• **PROVIDED TEXT**:
[Start of Attachment]

09.01.17
Staff shortages ‘a greater threat to services’ than finance pressures
Pressures on the NHS workforce – including a high degree of uncertainty around staffing going forward – are as great, if not a greater, threat to the future sustainability of services as the current pressures on finances, the Nuffield Trust has argued.
In written evidence to the House of Lords NHS Sustainability Committee, the think tank’s director of policy, Candace Imison, outlined a series of pressing issues in the NHS workforce, primarily including its “serious and growing gaps, both in numbers and skills”.
She argued that a “striking feature” of these gaps in the clinical workforce is their concentration mostly in areas where needs are the greatest, or where new models of care require workforce expansion – thus undermining these ambitions.
“Despite planned expansions in training numbers, a wide range of factors could magnify the current gaps in the clinical workforce, in particular, the pressures on the workforce created by the current productivity challenge,” she wrote. “The falling morale in many staff groups and subsequent loss of skilled and experienced staff will not be easy to repair.”
While the NHS has invested billions in training doctors and other clinical staff, it focused very little in the necessary skills and capacity to plan and manage a skilled workforce, Imison added.

[End of Attachment]

• **EXERCISE TASKS**:
(1) Copy the passage from the NHS staffing article word for word, beginning at the words "In written evidence" and stopping after the words "undermining these ambitions.".
(2) Give what follows in the article on NHS staff shortages, picking up after its final sentence.

• **GIVEN INFORMATION**:
[Start of Attachment]

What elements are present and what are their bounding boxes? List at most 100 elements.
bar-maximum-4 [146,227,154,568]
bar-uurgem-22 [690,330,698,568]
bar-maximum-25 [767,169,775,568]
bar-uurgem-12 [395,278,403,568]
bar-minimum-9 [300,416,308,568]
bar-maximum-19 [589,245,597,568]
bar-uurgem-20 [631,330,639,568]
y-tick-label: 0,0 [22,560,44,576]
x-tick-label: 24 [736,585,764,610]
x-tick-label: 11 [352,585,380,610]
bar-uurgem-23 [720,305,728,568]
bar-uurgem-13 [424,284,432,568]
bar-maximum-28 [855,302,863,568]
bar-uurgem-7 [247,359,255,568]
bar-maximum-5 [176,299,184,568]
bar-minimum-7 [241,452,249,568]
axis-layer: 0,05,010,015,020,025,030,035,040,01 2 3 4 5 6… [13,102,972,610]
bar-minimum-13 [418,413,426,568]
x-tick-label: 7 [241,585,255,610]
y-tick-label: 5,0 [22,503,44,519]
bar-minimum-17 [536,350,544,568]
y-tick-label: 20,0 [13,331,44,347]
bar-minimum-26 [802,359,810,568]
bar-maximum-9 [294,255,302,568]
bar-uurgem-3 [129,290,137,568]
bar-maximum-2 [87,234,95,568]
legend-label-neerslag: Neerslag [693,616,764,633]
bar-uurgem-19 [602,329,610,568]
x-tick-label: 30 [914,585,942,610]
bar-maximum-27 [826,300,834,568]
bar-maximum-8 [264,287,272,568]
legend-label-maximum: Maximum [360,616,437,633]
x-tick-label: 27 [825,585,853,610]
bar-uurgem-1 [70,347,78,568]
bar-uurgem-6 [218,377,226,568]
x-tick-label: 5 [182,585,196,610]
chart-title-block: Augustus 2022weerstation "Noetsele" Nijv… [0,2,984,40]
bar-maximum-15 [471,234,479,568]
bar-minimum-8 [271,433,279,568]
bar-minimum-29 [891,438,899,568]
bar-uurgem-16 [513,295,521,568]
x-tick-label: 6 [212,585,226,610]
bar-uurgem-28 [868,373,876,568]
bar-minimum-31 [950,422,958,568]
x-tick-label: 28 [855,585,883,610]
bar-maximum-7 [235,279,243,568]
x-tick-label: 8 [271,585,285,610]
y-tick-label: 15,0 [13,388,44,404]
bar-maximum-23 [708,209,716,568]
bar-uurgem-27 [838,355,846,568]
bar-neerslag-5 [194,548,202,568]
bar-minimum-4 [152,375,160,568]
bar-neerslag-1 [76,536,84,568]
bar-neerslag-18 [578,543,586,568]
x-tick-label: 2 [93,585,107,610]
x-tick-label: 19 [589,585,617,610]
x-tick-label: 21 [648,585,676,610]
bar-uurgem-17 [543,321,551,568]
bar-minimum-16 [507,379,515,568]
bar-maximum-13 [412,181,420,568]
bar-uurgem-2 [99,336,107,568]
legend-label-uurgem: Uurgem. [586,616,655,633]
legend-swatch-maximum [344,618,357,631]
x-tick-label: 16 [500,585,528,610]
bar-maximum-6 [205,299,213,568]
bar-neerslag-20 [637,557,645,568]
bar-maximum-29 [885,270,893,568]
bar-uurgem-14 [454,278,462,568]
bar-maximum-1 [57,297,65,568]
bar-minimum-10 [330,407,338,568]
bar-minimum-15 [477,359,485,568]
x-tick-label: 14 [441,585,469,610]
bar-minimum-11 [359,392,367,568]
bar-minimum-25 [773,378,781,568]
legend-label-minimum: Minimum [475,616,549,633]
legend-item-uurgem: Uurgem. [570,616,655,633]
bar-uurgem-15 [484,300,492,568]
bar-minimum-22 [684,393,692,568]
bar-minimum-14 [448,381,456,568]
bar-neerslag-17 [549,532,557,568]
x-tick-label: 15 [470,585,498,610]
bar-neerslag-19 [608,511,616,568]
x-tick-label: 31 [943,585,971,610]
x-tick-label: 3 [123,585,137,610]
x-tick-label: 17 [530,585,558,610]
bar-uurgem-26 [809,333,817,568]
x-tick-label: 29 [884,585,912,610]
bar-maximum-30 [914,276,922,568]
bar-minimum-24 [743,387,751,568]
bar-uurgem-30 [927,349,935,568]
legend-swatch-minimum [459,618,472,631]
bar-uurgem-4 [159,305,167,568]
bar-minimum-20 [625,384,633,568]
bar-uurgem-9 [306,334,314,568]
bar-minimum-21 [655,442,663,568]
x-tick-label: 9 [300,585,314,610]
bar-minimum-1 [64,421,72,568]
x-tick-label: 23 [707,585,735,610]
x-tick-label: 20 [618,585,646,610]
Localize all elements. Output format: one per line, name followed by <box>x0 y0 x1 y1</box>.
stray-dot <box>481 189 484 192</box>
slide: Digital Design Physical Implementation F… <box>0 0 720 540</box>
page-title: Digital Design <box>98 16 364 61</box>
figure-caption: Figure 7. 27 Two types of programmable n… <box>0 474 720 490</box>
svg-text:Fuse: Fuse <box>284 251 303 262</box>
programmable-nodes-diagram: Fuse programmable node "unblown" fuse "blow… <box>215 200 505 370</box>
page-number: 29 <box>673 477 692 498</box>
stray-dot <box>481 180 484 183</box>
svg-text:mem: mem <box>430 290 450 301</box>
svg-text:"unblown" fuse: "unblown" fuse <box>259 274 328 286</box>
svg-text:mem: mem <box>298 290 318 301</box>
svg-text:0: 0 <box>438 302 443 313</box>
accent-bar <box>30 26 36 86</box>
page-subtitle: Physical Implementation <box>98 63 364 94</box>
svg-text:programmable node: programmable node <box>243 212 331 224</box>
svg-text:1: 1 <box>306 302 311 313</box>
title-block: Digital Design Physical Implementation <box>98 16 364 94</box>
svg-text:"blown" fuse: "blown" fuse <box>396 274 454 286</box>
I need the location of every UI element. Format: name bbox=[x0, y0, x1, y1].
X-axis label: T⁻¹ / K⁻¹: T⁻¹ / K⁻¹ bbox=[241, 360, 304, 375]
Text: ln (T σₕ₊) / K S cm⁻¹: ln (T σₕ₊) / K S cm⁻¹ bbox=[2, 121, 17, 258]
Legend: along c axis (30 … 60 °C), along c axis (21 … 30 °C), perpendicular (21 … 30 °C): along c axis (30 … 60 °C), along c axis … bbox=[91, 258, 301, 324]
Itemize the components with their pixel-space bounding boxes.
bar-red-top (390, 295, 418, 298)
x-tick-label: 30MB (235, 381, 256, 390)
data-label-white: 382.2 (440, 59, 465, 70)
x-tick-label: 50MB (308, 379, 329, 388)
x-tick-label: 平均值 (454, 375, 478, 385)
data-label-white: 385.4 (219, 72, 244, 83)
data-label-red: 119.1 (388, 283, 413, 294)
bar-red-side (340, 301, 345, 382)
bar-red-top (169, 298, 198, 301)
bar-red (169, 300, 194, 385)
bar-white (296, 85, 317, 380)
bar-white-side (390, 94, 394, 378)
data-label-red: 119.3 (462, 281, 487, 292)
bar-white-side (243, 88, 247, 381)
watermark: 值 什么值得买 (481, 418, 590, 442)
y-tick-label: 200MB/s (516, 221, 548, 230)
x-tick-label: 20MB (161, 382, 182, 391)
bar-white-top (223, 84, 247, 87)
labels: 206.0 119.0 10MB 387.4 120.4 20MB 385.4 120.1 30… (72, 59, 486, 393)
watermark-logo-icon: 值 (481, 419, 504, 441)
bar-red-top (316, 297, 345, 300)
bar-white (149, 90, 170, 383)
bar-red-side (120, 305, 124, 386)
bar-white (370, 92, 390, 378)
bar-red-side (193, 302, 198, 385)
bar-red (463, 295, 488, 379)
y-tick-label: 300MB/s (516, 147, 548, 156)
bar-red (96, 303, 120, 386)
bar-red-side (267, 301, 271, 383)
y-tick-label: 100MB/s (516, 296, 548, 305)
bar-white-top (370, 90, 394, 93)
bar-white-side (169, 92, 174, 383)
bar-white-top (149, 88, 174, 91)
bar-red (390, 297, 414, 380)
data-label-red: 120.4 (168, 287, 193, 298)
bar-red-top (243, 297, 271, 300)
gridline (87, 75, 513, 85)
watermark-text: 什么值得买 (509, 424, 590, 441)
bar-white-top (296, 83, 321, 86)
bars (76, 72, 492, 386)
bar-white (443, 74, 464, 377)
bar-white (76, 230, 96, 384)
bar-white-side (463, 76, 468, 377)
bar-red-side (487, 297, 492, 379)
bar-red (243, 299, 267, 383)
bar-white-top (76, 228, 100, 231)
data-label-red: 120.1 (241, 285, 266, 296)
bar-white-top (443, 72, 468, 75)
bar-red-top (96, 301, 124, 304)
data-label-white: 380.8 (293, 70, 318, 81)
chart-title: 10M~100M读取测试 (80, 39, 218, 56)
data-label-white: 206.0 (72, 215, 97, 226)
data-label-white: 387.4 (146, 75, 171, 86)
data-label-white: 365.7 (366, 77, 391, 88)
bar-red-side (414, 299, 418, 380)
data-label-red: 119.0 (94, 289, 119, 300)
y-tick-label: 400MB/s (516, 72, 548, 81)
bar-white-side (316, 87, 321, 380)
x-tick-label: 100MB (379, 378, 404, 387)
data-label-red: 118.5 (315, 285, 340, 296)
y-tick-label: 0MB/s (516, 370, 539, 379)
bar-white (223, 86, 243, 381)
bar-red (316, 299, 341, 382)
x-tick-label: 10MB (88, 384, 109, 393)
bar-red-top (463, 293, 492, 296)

[End of Attachment]

• **TASK RESPONSES**:
(1)
In written evidence to the House of Lords NHS Sustainability Committee, the think tank’s director of policy, Candace Imison, outlined a series of pressing issues in the NHS workforce, primarily including its “serious and growing gaps, both in numbers and skills”.
She argued that a “striking feature” of these gaps in the clinical workforce is their concentration mostly in areas where needs are the greatest, or where new models of care require workforce expansion – thus undermining these ambitions.

(2)
“Despite a huge productivity challenge, this position has not changed, in fact it has deteriorated, with raids both on training and continuing professional development budgets,” she emphasised.
With regards to long-term demand, the director stated that England has placed “significant reliance” on provider plans for its workforce planning assumptions, meaning that financial pressures will therefore “moderate trusts’ workforce plans”.
Because of the changing demand for healthcare and the limitations in forecasting, there is now a “high degree of uncertainty” in the estimates of future workforce pressures, leaving the NHS largely in the dark.
“For example, Health Education England’s (HEE’s) previous analysis suggested that the difference between supply and demand for adult nurses in 2015 could range from a shortfall of 63,700 to an oversupply of 7,900 depending on different scenarios,” Imison said.
“The National Audit Office pointed out that HEE has not undertaken a comprehensive investigation into the level of uncertainty, including the relative risks and implications of over- or undersupply. It is therefore unclear how the uncertainty is feeding into risk management across the health system.”
Another major uncertainty in what the future holds is the role of technology, with the Nuffield Trust having argued recently that the NHS is either heading towards ‘technology heaven’ or ‘technology hell’. The first would see healthcare transform “the messy, inefficient world it is today, with much that is clinically uncertain and variable, to a glorious nirvana of streamlined efficiency”. The second would result in a “bleak world where clinicians are tied to computers, trying to interpret a set of data, while patients are overburdened with self-management tasks and anxiety about health”.
But despite the leftover uncertainties around workforce planning, the Nuffield Trust stressed that not all is lost, adding that “change is vital, but will not be easy”.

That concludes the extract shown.